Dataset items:
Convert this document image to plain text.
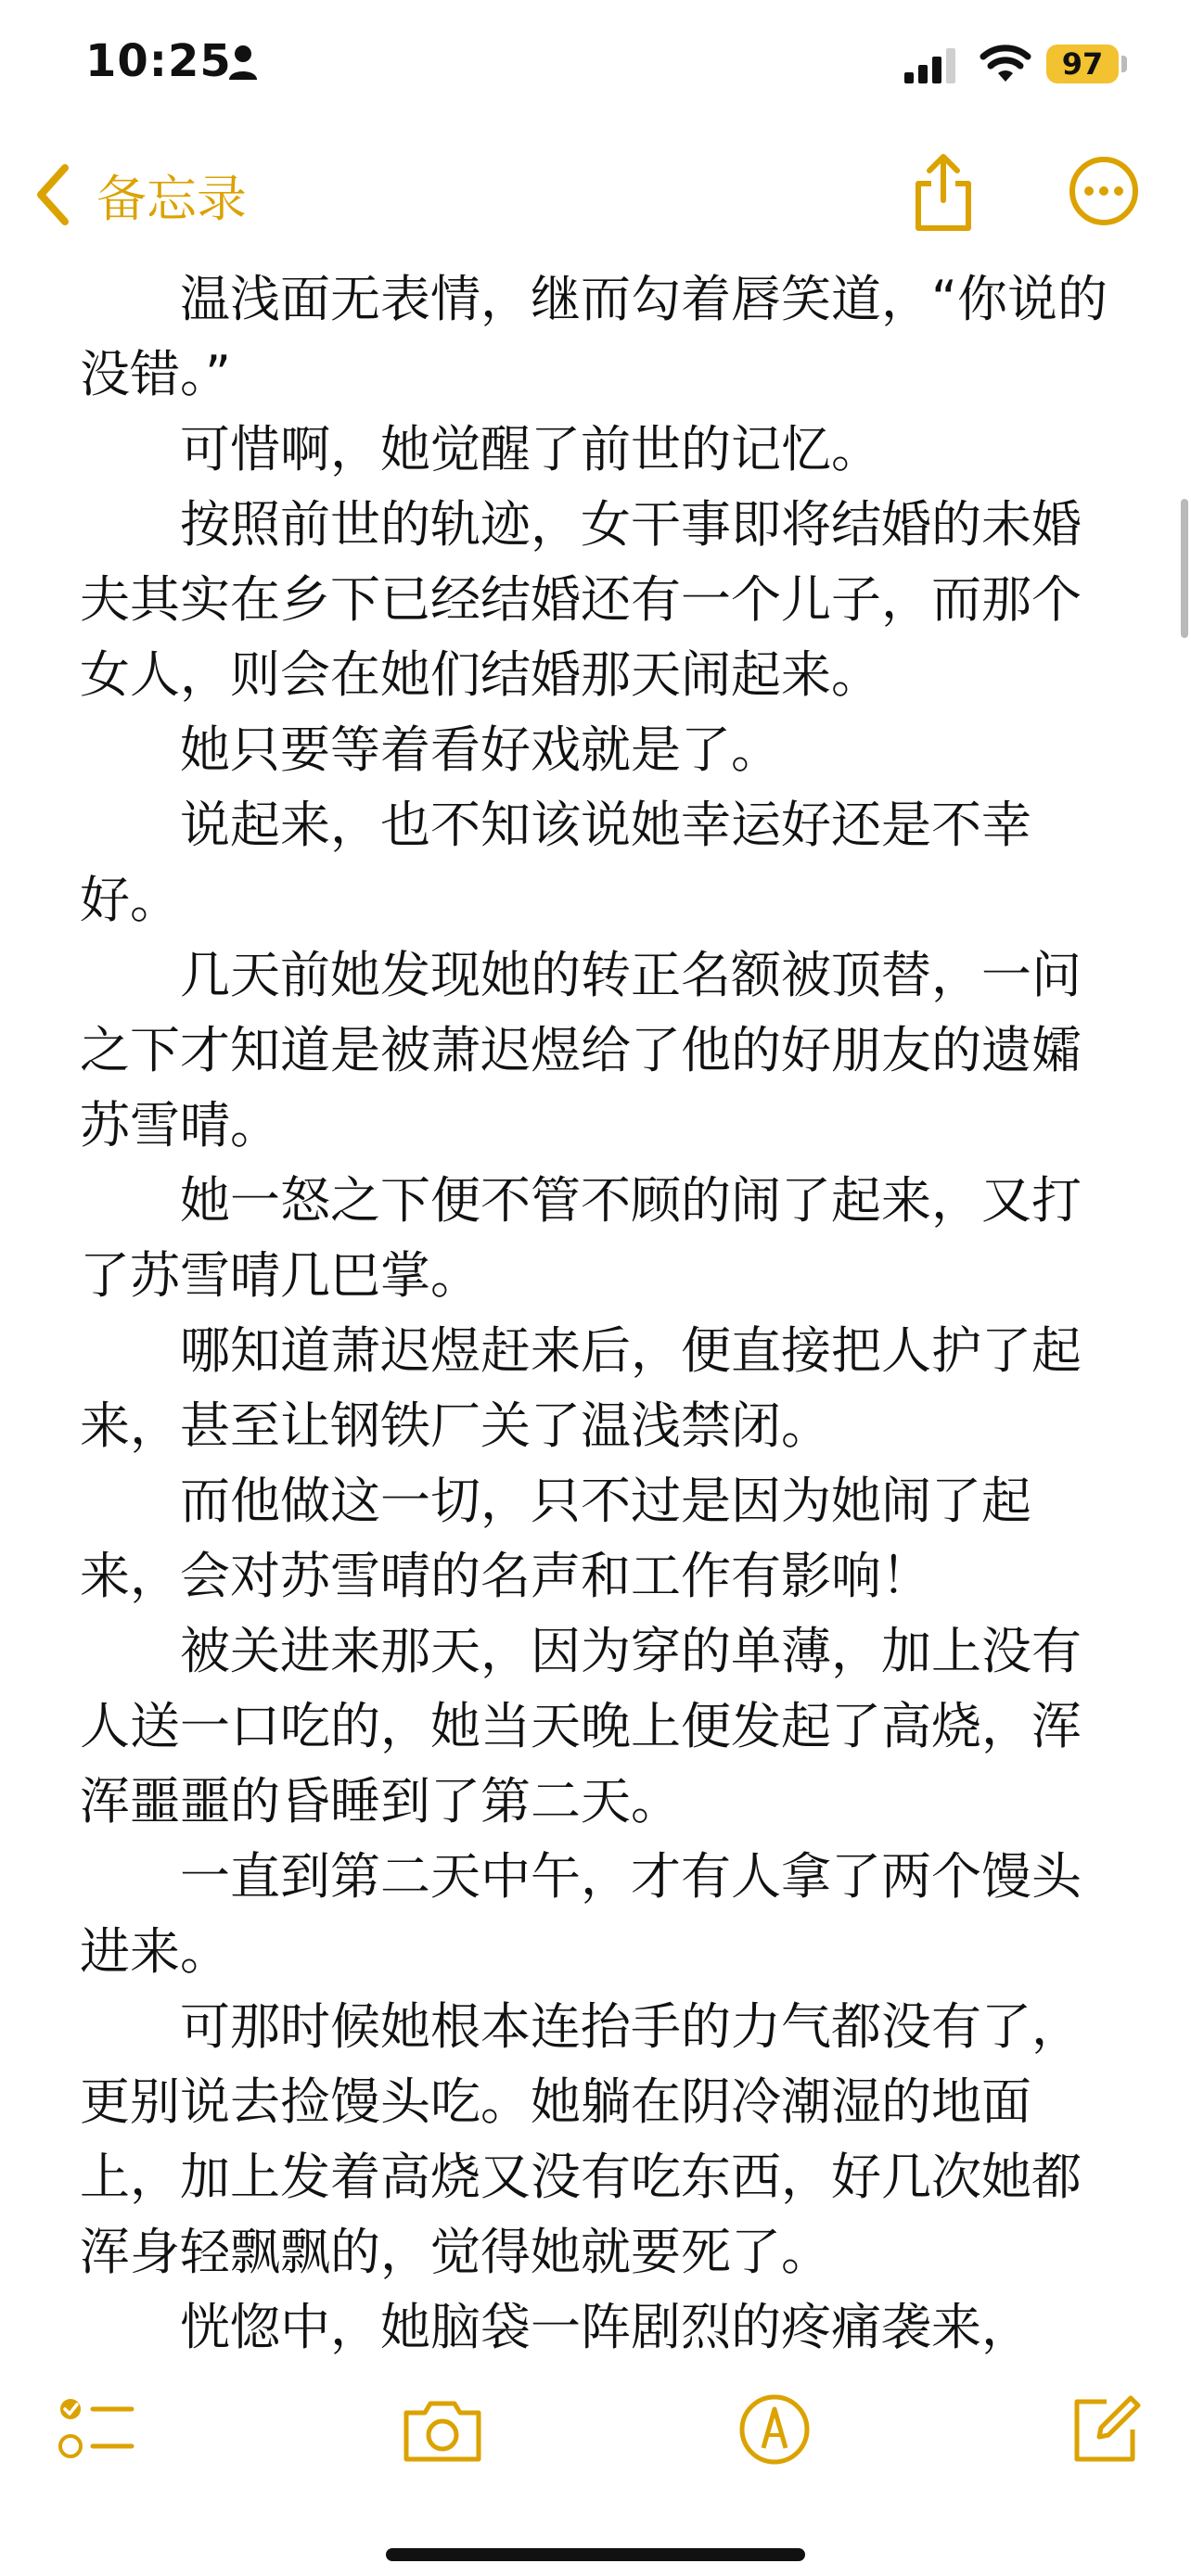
10:25	97
备忘录

温浅面无表情，继而勾着唇笑道，“你说的没错。”

可惜啊，她觉醒了前世的记忆。

按照前世的轨迹，女干事即将结婚的未婚夫其实在乡下已经结婚还有一个儿子，而那个女人，则会在她们结婚那天闹起来。

她只要等着看好戏就是了。

说起来，也不知该说她幸运好还是不幸好。

几天前她发现她的转正名额被顶替，一问之下才知道是被萧迟煜给了他的好朋友的遗孀苏雪晴。

她一怒之下便不管不顾的闹了起来，又打了苏雪晴几巴掌。

哪知道萧迟煜赶来后，便直接把人护了起来，甚至让钢铁厂关了温浅禁闭。

而他做这一切，只不过是因为她闹了起来，会对苏雪晴的名声和工作有影响！

被关进来那天，因为穿的单薄，加上没有人送一口吃的，她当天晚上便发起了高烧，浑浑噩噩的昏睡到了第二天。

一直到第二天中午，才有人拿了两个馒头进来。

可那时候她根本连抬手的力气都没有了，更别说去捡馒头吃。她躺在阴冷潮湿的地面上，加上发着高烧又没有吃东西，好几次她都浑身轻飘飘的，觉得她就要死了。

恍惚中，她脑袋一阵剧烈的疼痛袭来，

Work to do:
Take the listing above and print it exactly, apart from the pictures.

Complete output:
Convert this document image to plain text.
10:25	97
备忘录

温浅面无表情，继而勾着唇笑道，“你说的没错。”

可惜啊，她觉醒了前世的记忆。

按照前世的轨迹，女干事即将结婚的未婚夫其实在乡下已经结婚还有一个儿子，而那个女人，则会在她们结婚那天闹起来。

她只要等着看好戏就是了。

说起来，也不知该说她幸运好还是不幸好。

几天前她发现她的转正名额被顶替，一问之下才知道是被萧迟煜给了他的好朋友的遗孀苏雪晴。

她一怒之下便不管不顾的闹了起来，又打了苏雪晴几巴掌。

哪知道萧迟煜赶来后，便直接把人护了起来，甚至让钢铁厂关了温浅禁闭。

而他做这一切，只不过是因为她闹了起来，会对苏雪晴的名声和工作有影响！

被关进来那天，因为穿的单薄，加上没有人送一口吃的，她当天晚上便发起了高烧，浑浑噩噩的昏睡到了第二天。

一直到第二天中午，才有人拿了两个馒头进来。

可那时候她根本连抬手的力气都没有了，更别说去捡馒头吃。她躺在阴冷潮湿的地面上，加上发着高烧又没有吃东西，好几次她都浑身轻飘飘的，觉得她就要死了。

恍惚中，她脑袋一阵剧烈的疼痛袭来，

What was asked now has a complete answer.